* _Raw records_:
-- start --
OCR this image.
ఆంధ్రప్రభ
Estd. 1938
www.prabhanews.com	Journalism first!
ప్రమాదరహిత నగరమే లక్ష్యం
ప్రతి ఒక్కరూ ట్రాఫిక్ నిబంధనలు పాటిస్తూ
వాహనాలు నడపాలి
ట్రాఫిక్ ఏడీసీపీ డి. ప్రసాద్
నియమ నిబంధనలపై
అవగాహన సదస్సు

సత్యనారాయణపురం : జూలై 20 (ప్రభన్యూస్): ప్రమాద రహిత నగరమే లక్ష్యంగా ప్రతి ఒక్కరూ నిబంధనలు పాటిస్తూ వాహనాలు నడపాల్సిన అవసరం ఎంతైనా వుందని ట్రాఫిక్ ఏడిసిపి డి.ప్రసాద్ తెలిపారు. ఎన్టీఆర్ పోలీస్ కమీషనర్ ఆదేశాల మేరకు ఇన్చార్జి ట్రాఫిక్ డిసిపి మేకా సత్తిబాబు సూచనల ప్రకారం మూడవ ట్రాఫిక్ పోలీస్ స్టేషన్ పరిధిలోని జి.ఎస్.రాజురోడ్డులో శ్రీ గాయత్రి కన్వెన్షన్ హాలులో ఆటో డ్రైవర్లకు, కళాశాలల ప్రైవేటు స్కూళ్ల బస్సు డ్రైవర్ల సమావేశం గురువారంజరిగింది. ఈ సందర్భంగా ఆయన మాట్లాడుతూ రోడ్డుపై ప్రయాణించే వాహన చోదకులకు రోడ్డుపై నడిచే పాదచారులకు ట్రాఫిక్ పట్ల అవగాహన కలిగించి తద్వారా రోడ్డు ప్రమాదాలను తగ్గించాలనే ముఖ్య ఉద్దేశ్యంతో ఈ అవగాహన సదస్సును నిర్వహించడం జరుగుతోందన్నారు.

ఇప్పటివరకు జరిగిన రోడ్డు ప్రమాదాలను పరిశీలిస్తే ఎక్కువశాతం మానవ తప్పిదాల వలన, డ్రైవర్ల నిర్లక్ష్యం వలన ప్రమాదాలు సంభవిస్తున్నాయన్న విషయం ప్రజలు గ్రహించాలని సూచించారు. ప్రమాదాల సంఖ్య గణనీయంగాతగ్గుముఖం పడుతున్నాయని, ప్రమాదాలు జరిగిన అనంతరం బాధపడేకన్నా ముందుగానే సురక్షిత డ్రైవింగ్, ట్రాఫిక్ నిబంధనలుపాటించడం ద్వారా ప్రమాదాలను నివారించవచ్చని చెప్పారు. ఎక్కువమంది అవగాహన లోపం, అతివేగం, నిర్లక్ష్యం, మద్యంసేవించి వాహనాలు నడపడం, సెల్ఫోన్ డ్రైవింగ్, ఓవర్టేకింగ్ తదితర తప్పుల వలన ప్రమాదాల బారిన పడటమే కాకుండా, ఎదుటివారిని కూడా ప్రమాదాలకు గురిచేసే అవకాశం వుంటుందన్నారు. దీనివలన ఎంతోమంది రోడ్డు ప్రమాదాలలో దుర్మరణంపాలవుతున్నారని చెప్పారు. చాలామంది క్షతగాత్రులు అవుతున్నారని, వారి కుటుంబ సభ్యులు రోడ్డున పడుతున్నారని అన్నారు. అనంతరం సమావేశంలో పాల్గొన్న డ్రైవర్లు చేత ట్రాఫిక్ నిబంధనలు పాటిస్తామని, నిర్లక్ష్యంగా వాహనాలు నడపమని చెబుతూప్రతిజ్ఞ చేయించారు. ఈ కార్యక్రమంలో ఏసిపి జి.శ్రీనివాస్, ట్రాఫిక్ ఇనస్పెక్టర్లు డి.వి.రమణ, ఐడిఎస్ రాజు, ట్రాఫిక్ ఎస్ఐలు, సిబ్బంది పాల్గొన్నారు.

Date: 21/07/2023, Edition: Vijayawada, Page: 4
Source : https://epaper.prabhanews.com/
-- end --
* _PROBLEM DETAILS_: Your task is to reproduce all of the records exactly.

* _COMPLETE RESPONSE_:
OCR this image.
ఆంధ్రప్రభ
Estd. 1938
www.prabhanews.com	Journalism first!
ప్రమాదరహిత నగరమే లక్ష్యం
ప్రతి ఒక్కరూ ట్రాఫిక్ నిబంధనలు పాటిస్తూ
వాహనాలు నడపాలి
ట్రాఫిక్ ఏడీసీపీ డి. ప్రసాద్
నియమ నిబంధనలపై
అవగాహన సదస్సు

సత్యనారాయణపురం : జూలై 20 (ప్రభన్యూస్): ప్రమాద రహిత నగరమే లక్ష్యంగా ప్రతి ఒక్కరూ నిబంధనలు పాటిస్తూ వాహనాలు నడపాల్సిన అవసరం ఎంతైనా వుందని ట్రాఫిక్ ఏడిసిపి డి.ప్రసాద్ తెలిపారు. ఎన్టీఆర్ పోలీస్ కమీషనర్ ఆదేశాల మేరకు ఇన్చార్జి ట్రాఫిక్ డిసిపి మేకా సత్తిబాబు సూచనల ప్రకారం మూడవ ట్రాఫిక్ పోలీస్ స్టేషన్ పరిధిలోని జి.ఎస్.రాజురోడ్డులో శ్రీ గాయత్రి కన్వెన్షన్ హాలులో ఆటో డ్రైవర్లకు, కళాశాలల ప్రైవేటు స్కూళ్ల బస్సు డ్రైవర్ల సమావేశం గురువారంజరిగింది. ఈ సందర్భంగా ఆయన మాట్లాడుతూ రోడ్డుపై ప్రయాణించే వాహన చోదకులకు రోడ్డుపై నడిచే పాదచారులకు ట్రాఫిక్ పట్ల అవగాహన కలిగించి తద్వారా రోడ్డు ప్రమాదాలను తగ్గించాలనే ముఖ్య ఉద్దేశ్యంతో ఈ అవగాహన సదస్సును నిర్వహించడం జరుగుతోందన్నారు.

ఇప్పటివరకు జరిగిన రోడ్డు ప్రమాదాలను పరిశీలిస్తే ఎక్కువశాతం మానవ తప్పిదాల వలన, డ్రైవర్ల నిర్లక్ష్యం వలన ప్రమాదాలు సంభవిస్తున్నాయన్న విషయం ప్రజలు గ్రహించాలని సూచించారు. ప్రమాదాల సంఖ్య గణనీయంగాతగ్గుముఖం పడుతున్నాయని, ప్రమాదాలు జరిగిన అనంతరం బాధపడేకన్నా ముందుగానే సురక్షిత డ్రైవింగ్, ట్రాఫిక్ నిబంధనలుపాటించడం ద్వారా ప్రమాదాలను నివారించవచ్చని చెప్పారు. ఎక్కువమంది అవగాహన లోపం, అతివేగం, నిర్లక్ష్యం, మద్యంసేవించి వాహనాలు నడపడం, సెల్ఫోన్ డ్రైవింగ్, ఓవర్టేకింగ్ తదితర తప్పుల వలన ప్రమాదాల బారిన పడటమే కాకుండా, ఎదుటివారిని కూడా ప్రమాదాలకు గురిచేసే అవకాశం వుంటుందన్నారు. దీనివలన ఎంతోమంది రోడ్డు ప్రమాదాలలో దుర్మరణంపాలవుతున్నారని చెప్పారు. చాలామంది క్షతగాత్రులు అవుతున్నారని, వారి కుటుంబ సభ్యులు రోడ్డున పడుతున్నారని అన్నారు. అనంతరం సమావేశంలో పాల్గొన్న డ్రైవర్లు చేత ట్రాఫిక్ నిబంధనలు పాటిస్తామని, నిర్లక్ష్యంగా వాహనాలు నడపమని చెబుతూప్రతిజ్ఞ చేయించారు. ఈ కార్యక్రమంలో ఏసిపి జి.శ్రీనివాస్, ట్రాఫిక్ ఇనస్పెక్టర్లు డి.వి.రమణ, ఐడిఎస్ రాజు, ట్రాఫిక్ ఎస్ఐలు, సిబ్బంది పాల్గొన్నారు.

Date: 21/07/2023, Edition: Vijayawada, Page: 4
Source : https://epaper.prabhanews.com/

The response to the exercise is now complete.